*RECORDS FOR THIS EXERCISE*.
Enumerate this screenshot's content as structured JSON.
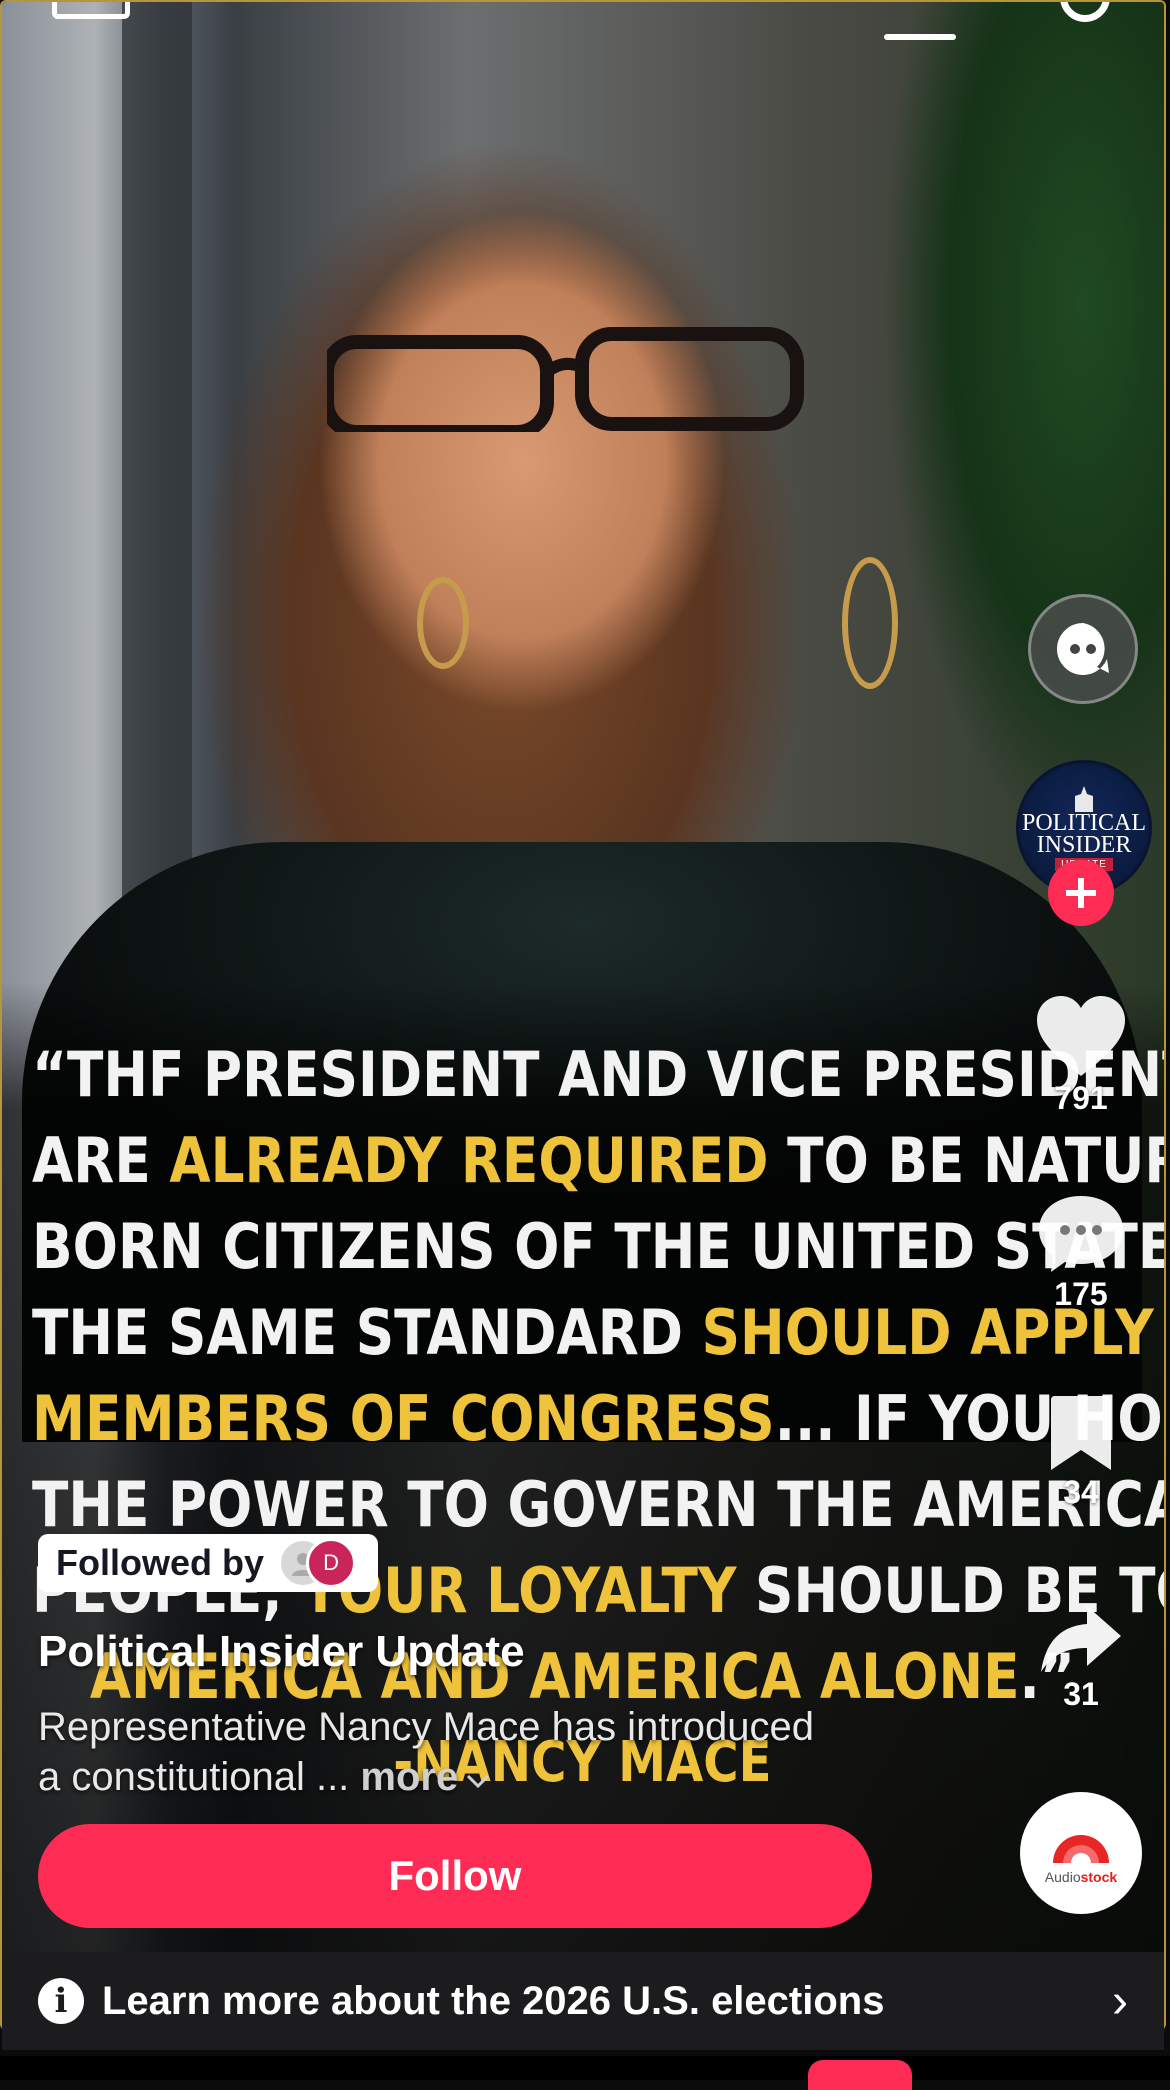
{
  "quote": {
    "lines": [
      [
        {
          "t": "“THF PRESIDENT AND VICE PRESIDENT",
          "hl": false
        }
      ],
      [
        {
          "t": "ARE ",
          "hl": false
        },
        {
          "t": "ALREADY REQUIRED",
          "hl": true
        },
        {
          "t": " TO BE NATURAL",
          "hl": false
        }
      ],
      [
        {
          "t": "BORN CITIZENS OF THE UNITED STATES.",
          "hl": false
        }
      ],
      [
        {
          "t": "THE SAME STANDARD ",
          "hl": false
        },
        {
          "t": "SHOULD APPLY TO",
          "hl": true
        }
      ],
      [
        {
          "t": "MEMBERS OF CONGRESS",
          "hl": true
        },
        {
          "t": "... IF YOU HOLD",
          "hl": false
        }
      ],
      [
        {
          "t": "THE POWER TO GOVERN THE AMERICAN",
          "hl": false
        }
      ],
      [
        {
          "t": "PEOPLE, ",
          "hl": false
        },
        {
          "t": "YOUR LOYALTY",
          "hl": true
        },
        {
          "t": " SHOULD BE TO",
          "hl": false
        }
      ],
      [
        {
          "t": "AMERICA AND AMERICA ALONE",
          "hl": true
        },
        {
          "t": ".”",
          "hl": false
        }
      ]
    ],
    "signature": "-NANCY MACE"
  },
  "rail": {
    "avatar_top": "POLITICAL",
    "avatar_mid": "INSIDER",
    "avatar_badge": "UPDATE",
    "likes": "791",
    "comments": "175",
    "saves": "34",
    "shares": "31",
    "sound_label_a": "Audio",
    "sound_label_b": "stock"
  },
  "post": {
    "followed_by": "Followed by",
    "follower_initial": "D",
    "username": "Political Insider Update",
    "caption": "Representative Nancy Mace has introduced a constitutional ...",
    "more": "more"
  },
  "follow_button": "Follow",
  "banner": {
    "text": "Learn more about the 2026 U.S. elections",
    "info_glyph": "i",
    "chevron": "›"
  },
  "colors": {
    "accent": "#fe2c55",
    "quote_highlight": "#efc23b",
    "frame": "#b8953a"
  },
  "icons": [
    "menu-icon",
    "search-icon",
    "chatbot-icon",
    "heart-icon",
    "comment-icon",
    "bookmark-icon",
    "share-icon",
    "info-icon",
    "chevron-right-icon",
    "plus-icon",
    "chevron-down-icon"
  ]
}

* * *

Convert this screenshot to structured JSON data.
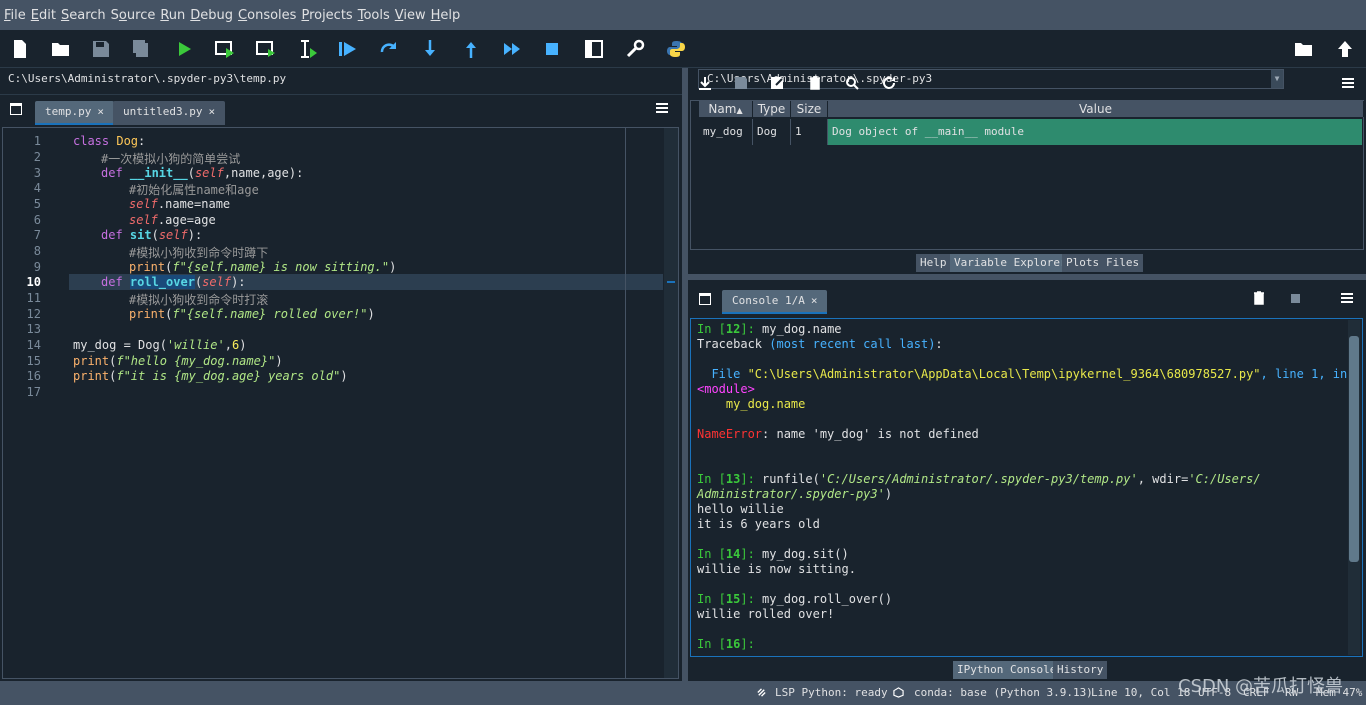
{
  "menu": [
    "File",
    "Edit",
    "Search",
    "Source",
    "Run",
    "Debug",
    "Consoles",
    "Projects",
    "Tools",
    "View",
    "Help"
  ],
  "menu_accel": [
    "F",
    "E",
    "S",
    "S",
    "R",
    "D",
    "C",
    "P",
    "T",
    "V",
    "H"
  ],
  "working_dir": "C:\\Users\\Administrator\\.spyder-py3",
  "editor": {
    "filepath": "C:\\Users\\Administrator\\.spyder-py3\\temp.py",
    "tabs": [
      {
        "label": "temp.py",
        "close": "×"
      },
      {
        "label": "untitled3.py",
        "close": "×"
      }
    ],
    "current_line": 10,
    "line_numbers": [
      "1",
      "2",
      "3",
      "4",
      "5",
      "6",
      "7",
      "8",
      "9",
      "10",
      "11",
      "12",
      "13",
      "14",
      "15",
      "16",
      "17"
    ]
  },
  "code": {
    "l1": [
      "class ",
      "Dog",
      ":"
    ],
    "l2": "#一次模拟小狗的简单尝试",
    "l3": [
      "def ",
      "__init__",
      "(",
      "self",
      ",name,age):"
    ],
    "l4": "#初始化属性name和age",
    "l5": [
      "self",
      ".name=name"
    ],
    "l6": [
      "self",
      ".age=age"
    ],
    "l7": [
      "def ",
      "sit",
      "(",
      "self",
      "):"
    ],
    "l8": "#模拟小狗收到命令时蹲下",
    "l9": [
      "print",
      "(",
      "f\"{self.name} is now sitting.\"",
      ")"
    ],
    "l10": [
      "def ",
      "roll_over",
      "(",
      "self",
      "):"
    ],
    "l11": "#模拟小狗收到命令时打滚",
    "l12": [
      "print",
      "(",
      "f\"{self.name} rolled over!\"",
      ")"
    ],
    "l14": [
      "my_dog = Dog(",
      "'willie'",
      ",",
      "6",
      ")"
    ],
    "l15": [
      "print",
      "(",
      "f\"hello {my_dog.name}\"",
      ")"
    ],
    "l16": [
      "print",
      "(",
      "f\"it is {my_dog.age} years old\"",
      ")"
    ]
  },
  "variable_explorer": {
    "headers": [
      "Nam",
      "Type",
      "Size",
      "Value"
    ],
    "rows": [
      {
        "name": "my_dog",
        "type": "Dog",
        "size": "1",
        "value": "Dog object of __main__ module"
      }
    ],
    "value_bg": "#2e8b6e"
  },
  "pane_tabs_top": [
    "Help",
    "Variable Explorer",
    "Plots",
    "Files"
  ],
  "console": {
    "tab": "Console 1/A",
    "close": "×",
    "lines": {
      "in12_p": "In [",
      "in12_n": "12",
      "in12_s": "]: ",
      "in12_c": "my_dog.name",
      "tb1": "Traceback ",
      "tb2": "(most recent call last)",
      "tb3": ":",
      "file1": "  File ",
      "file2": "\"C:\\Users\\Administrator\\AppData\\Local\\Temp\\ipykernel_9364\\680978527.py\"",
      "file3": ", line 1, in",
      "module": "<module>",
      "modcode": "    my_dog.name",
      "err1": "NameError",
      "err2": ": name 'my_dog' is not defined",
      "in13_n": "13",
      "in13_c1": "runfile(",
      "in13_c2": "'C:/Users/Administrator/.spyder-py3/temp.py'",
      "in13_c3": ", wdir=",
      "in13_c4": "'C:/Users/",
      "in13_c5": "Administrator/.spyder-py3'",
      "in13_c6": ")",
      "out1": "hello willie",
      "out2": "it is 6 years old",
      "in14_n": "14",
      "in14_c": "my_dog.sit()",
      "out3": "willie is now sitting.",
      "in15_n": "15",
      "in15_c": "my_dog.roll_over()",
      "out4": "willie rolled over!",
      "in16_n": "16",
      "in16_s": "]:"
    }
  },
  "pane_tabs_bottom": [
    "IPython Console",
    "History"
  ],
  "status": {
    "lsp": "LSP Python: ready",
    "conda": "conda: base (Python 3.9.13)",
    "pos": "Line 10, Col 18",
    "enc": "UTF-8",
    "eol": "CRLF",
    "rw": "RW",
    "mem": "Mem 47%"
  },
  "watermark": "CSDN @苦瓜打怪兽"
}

*WHAT NEEDS TO BE DONE*.
Scan the entries above and work out how many lines include the word "sitting"; the reply is that number alone.

*IN RESPONSE*.
2